__STATED TASK__
Each entry below is to be given again word for word, with no pictures.

---*---

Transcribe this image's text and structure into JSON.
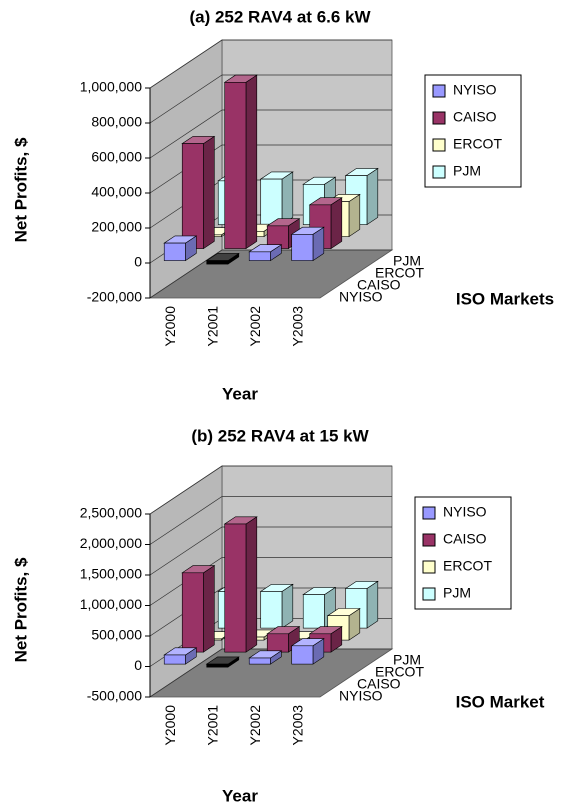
{
  "chart_data": [
    {
      "type": "bar3d",
      "title": "(a) 252 RAV4 at 6.6 kW",
      "y_label": "Net Profits, $",
      "x_label": "Year",
      "z_label": "ISO Markets",
      "categories": [
        "Y2000",
        "Y2001",
        "Y2002",
        "Y2003"
      ],
      "series": [
        {
          "name": "NYISO",
          "color": "#9999ff",
          "values": [
            100000,
            -20000,
            50000,
            150000
          ]
        },
        {
          "name": "CAISO",
          "color": "#993366",
          "values": [
            600000,
            950000,
            130000,
            250000
          ]
        },
        {
          "name": "ERCOT",
          "color": "#ffffcc",
          "values": [
            10000,
            30000,
            -10000,
            200000
          ]
        },
        {
          "name": "PJM",
          "color": "#ccffff",
          "values": [
            250000,
            260000,
            230000,
            280000
          ]
        }
      ],
      "negative_color": "#000000",
      "ylim": [
        -200000,
        1000000
      ],
      "yticks": [
        {
          "value": -200000,
          "label": "-200,000"
        },
        0,
        {
          "value": 200000,
          "label": "200,000"
        },
        {
          "value": 400000,
          "label": "400,000"
        },
        {
          "value": 600000,
          "label": "600,000"
        },
        {
          "value": 800000,
          "label": "800,000"
        },
        {
          "value": 1000000,
          "label": "1,000,000"
        }
      ],
      "grid": true,
      "legend": "right"
    },
    {
      "type": "bar3d",
      "title": "(b) 252 RAV4 at 15 kW",
      "y_label": "Net Profits, $",
      "x_label": "Year",
      "z_label": "ISO Market",
      "categories": [
        "Y2000",
        "Y2001",
        "Y2002",
        "Y2003"
      ],
      "series": [
        {
          "name": "NYISO",
          "color": "#9999ff",
          "values": [
            150000,
            -50000,
            100000,
            300000
          ]
        },
        {
          "name": "CAISO",
          "color": "#993366",
          "values": [
            1300000,
            2100000,
            300000,
            300000
          ]
        },
        {
          "name": "ERCOT",
          "color": "#ffffcc",
          "values": [
            20000,
            50000,
            20000,
            400000
          ]
        },
        {
          "name": "PJM",
          "color": "#ccffff",
          "values": [
            600000,
            600000,
            550000,
            650000
          ]
        }
      ],
      "negative_color": "#000000",
      "ylim": [
        -500000,
        2500000
      ],
      "yticks": [
        {
          "value": -500000,
          "label": "-500,000"
        },
        0,
        {
          "value": 500000,
          "label": "500,000"
        },
        {
          "value": 1000000,
          "label": "1,000,000"
        },
        {
          "value": 1500000,
          "label": "1,500,000"
        },
        {
          "value": 2000000,
          "label": "2,000,000"
        },
        {
          "value": 2500000,
          "label": "2,500,000"
        }
      ],
      "grid": true,
      "legend": "right"
    }
  ]
}
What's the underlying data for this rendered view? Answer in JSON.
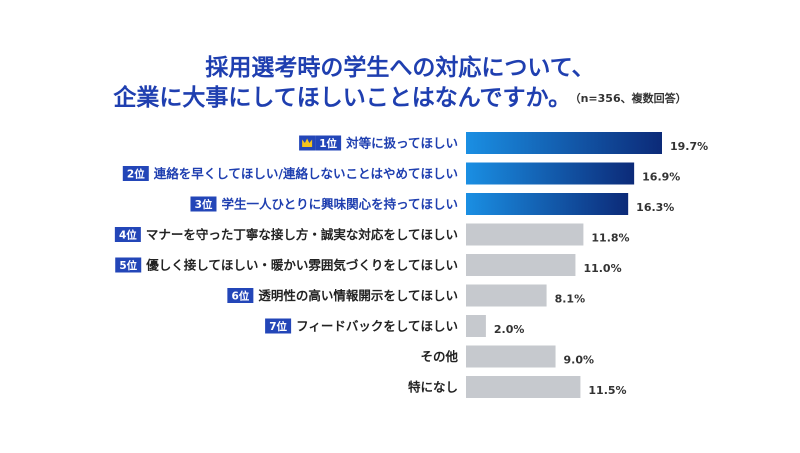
{
  "title_line1": "採用選考時の学生への対応について、",
  "title_line2": "企業に大事にしてほしいことはなんですか。",
  "note": "（n=356、複数回答）",
  "colors": {
    "title": "#1f3fb0",
    "highlight_start": "#1a8fe3",
    "highlight_end": "#0c2a78",
    "gray_bar": "#c6c9ce",
    "rank_badge": "#2346b8"
  },
  "crown_icon": "crown-icon",
  "chart_data": {
    "type": "bar",
    "orientation": "horizontal",
    "unit": "%",
    "categories": [
      "対等に扱ってほしい",
      "連絡を早くしてほしい/連絡しないことはやめてほしい",
      "学生一人ひとりに興味関心を持ってほしい",
      "マナーを守った丁寧な接し方・誠実な対応をしてほしい",
      "優しく接してほしい・暖かい雰囲気づくりをしてほしい",
      "透明性の高い情報開示をしてほしい",
      "フィードバックをしてほしい",
      "その他",
      "特になし"
    ],
    "ranks": [
      "1位",
      "2位",
      "3位",
      "4位",
      "5位",
      "6位",
      "7位",
      "",
      ""
    ],
    "values": [
      19.7,
      16.9,
      16.3,
      11.8,
      11.0,
      8.1,
      2.0,
      9.0,
      11.5
    ],
    "value_labels": [
      "19.7%",
      "16.9%",
      "16.3%",
      "11.8%",
      "11.0%",
      "8.1%",
      "2.0%",
      "9.0%",
      "11.5%"
    ],
    "highlight_count": 3,
    "xlim": [
      0,
      19.7
    ],
    "grid": false,
    "legend": "none"
  }
}
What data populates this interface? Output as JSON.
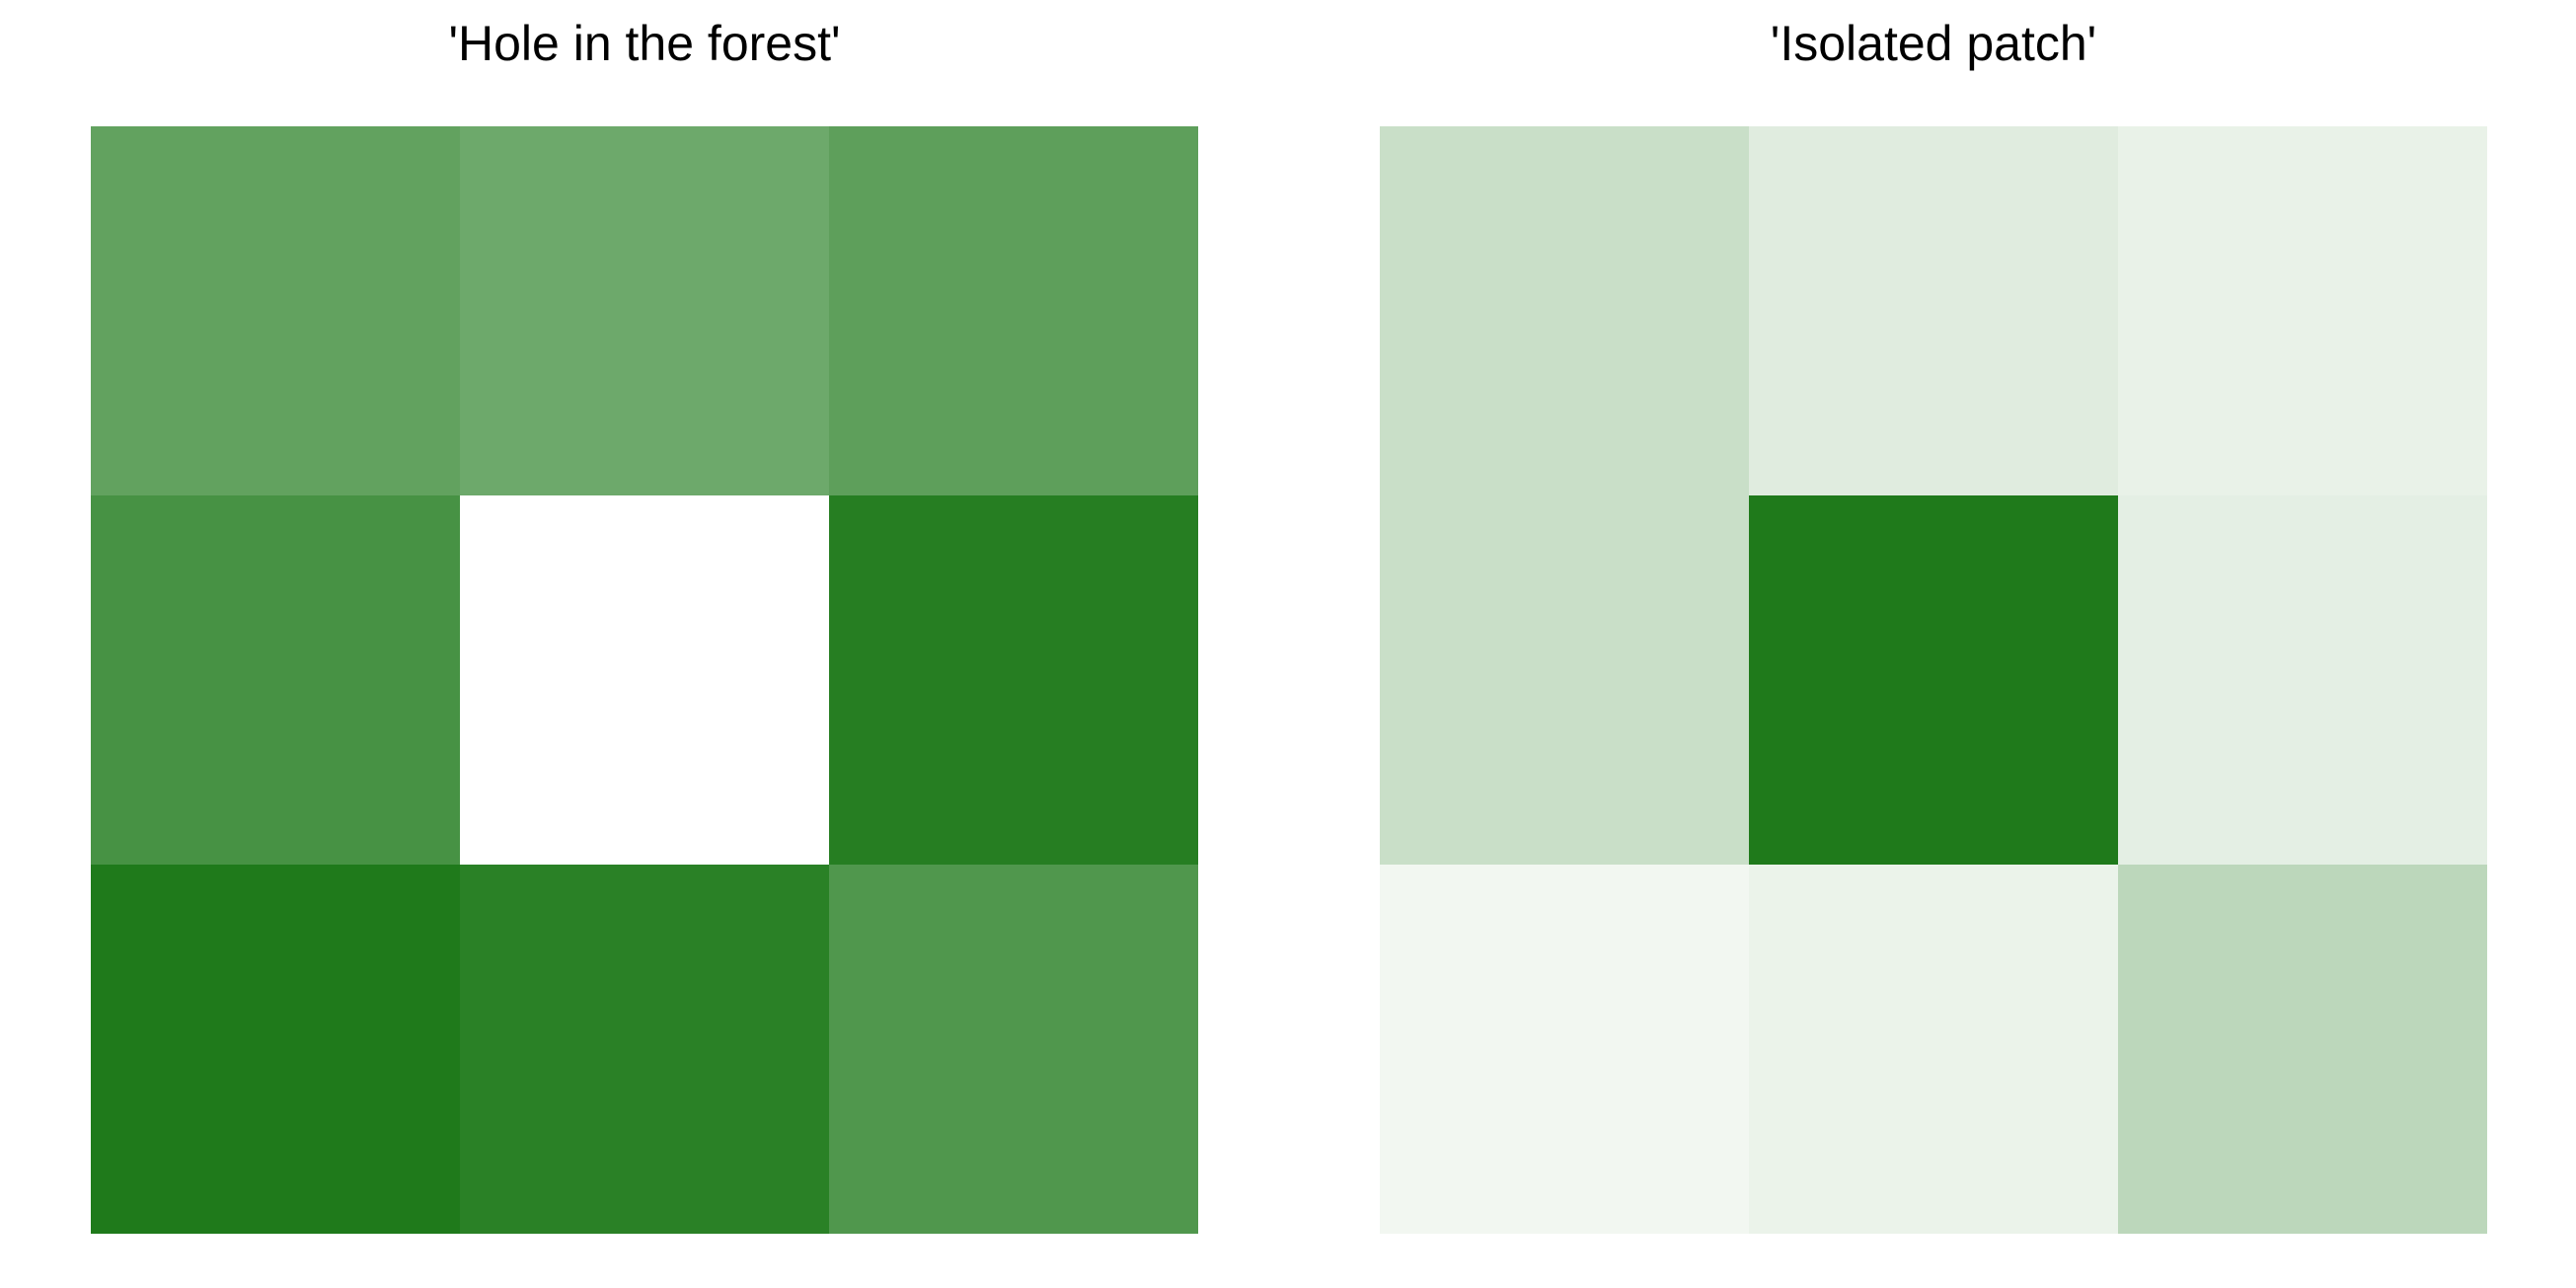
{
  "chart_data": [
    {
      "type": "heatmap",
      "title": "'Hole in the forest'",
      "rows": 3,
      "cols": 3,
      "value_range": [
        0,
        1
      ],
      "colormap": {
        "low": "#ffffff",
        "high": "#1f7a1b"
      },
      "values": [
        [
          0.7,
          0.65,
          0.72
        ],
        [
          0.82,
          0.0,
          0.97
        ],
        [
          1.0,
          0.95,
          0.78
        ]
      ],
      "grid": false
    },
    {
      "type": "heatmap",
      "title": "'Isolated patch'",
      "rows": 3,
      "cols": 3,
      "value_range": [
        0,
        1
      ],
      "colormap": {
        "low": "#ffffff",
        "high": "#1f7a1b"
      },
      "values": [
        [
          0.24,
          0.14,
          0.1
        ],
        [
          0.24,
          1.0,
          0.12
        ],
        [
          0.06,
          0.09,
          0.3
        ]
      ],
      "grid": false
    }
  ]
}
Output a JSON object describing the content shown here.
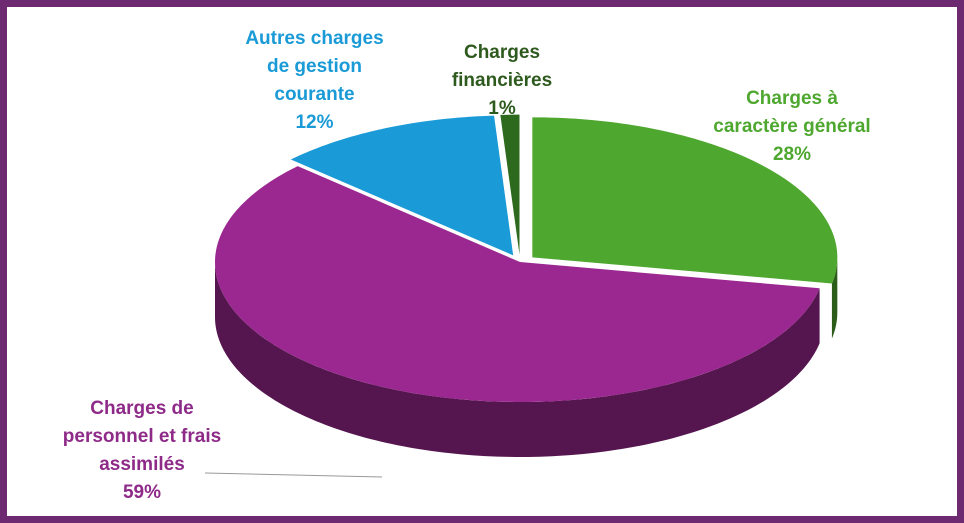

---*---

__RESULT BELOW__
Transcribe this image's text and structure into JSON.
{
  "chart_data": [
    {
      "type": "bar3d",
      "title": "(a) 252 RAV4 at 6.6 kW",
      "y_label": "Net Profits, $",
      "x_label": "Year",
      "z_label": "ISO Markets",
      "categories": [
        "Y2000",
        "Y2001",
        "Y2002",
        "Y2003"
      ],
      "series": [
        {
          "name": "NYISO",
          "color": "#9999ff",
          "values": [
            100000,
            -20000,
            50000,
            150000
          ]
        },
        {
          "name": "CAISO",
          "color": "#993366",
          "values": [
            600000,
            950000,
            130000,
            250000
          ]
        },
        {
          "name": "ERCOT",
          "color": "#ffffcc",
          "values": [
            10000,
            30000,
            -10000,
            200000
          ]
        },
        {
          "name": "PJM",
          "color": "#ccffff",
          "values": [
            250000,
            260000,
            230000,
            280000
          ]
        }
      ],
      "negative_color": "#000000",
      "ylim": [
        -200000,
        1000000
      ],
      "yticks": [
        {
          "value": -200000,
          "label": "-200,000"
        },
        0,
        {
          "value": 200000,
          "label": "200,000"
        },
        {
          "value": 400000,
          "label": "400,000"
        },
        {
          "value": 600000,
          "label": "600,000"
        },
        {
          "value": 800000,
          "label": "800,000"
        },
        {
          "value": 1000000,
          "label": "1,000,000"
        }
      ],
      "grid": true,
      "legend": "right"
    },
    {
      "type": "bar3d",
      "title": "(b) 252 RAV4 at 15 kW",
      "y_label": "Net Profits, $",
      "x_label": "Year",
      "z_label": "ISO Market",
      "categories": [
        "Y2000",
        "Y2001",
        "Y2002",
        "Y2003"
      ],
      "series": [
        {
          "name": "NYISO",
          "color": "#9999ff",
          "values": [
            150000,
            -50000,
            100000,
            300000
          ]
        },
        {
          "name": "CAISO",
          "color": "#993366",
          "values": [
            1300000,
            2100000,
            300000,
            300000
          ]
        },
        {
          "name": "ERCOT",
          "color": "#ffffcc",
          "values": [
            20000,
            50000,
            20000,
            400000
          ]
        },
        {
          "name": "PJM",
          "color": "#ccffff",
          "values": [
            600000,
            600000,
            550000,
            650000
          ]
        }
      ],
      "negative_color": "#000000",
      "ylim": [
        -500000,
        2500000
      ],
      "yticks": [
        {
          "value": -500000,
          "label": "-500,000"
        },
        0,
        {
          "value": 500000,
          "label": "500,000"
        },
        {
          "value": 1000000,
          "label": "1,000,000"
        },
        {
          "value": 1500000,
          "label": "1,500,000"
        },
        {
          "value": 2000000,
          "label": "2,000,000"
        },
        {
          "value": 2500000,
          "label": "2,500,000"
        }
      ],
      "grid": true,
      "legend": "right"
    }
  ]
}
What's the underlying data for this rendered view? Answer in JSON.
{
  "title_line1": "採用選考時の学生への対応について、",
  "title_line2": "企業に大事にしてほしいことはなんですか。",
  "note": "（n=356、複数回答）",
  "colors": {
    "title": "#1f3fb0",
    "highlight_start": "#1a8fe3",
    "highlight_end": "#0c2a78",
    "gray_bar": "#c6c9ce",
    "rank_badge": "#2346b8"
  },
  "crown_icon": "crown-icon",
  "chart_data": {
    "type": "bar",
    "orientation": "horizontal",
    "unit": "%",
    "categories": [
      "対等に扱ってほしい",
      "連絡を早くしてほしい/連絡しないことはやめてほしい",
      "学生一人ひとりに興味関心を持ってほしい",
      "マナーを守った丁寧な接し方・誠実な対応をしてほしい",
      "優しく接してほしい・暖かい雰囲気づくりをしてほしい",
      "透明性の高い情報開示をしてほしい",
      "フィードバックをしてほしい",
      "その他",
      "特になし"
    ],
    "ranks": [
      "1位",
      "2位",
      "3位",
      "4位",
      "5位",
      "6位",
      "7位",
      "",
      ""
    ],
    "values": [
      19.7,
      16.9,
      16.3,
      11.8,
      11.0,
      8.1,
      2.0,
      9.0,
      11.5
    ],
    "value_labels": [
      "19.7%",
      "16.9%",
      "16.3%",
      "11.8%",
      "11.0%",
      "8.1%",
      "2.0%",
      "9.0%",
      "11.5%"
    ],
    "highlight_count": 3,
    "xlim": [
      0,
      19.7
    ],
    "grid": false,
    "legend": "none"
  }
}
What data populates this interface? Output as JSON.
{
  "chart_data": [
    {
      "type": "heatmap",
      "title": "'Hole in the forest'",
      "rows": 3,
      "cols": 3,
      "value_range": [
        0,
        1
      ],
      "colormap": {
        "low": "#ffffff",
        "high": "#1f7a1b"
      },
      "values": [
        [
          0.7,
          0.65,
          0.72
        ],
        [
          0.82,
          0.0,
          0.97
        ],
        [
          1.0,
          0.95,
          0.78
        ]
      ],
      "grid": false
    },
    {
      "type": "heatmap",
      "title": "'Isolated patch'",
      "rows": 3,
      "cols": 3,
      "value_range": [
        0,
        1
      ],
      "colormap": {
        "low": "#ffffff",
        "high": "#1f7a1b"
      },
      "values": [
        [
          0.24,
          0.14,
          0.1
        ],
        [
          0.24,
          1.0,
          0.12
        ],
        [
          0.06,
          0.09,
          0.3
        ]
      ],
      "grid": false
    }
  ]
}
Output a JSON object describing the content shown here.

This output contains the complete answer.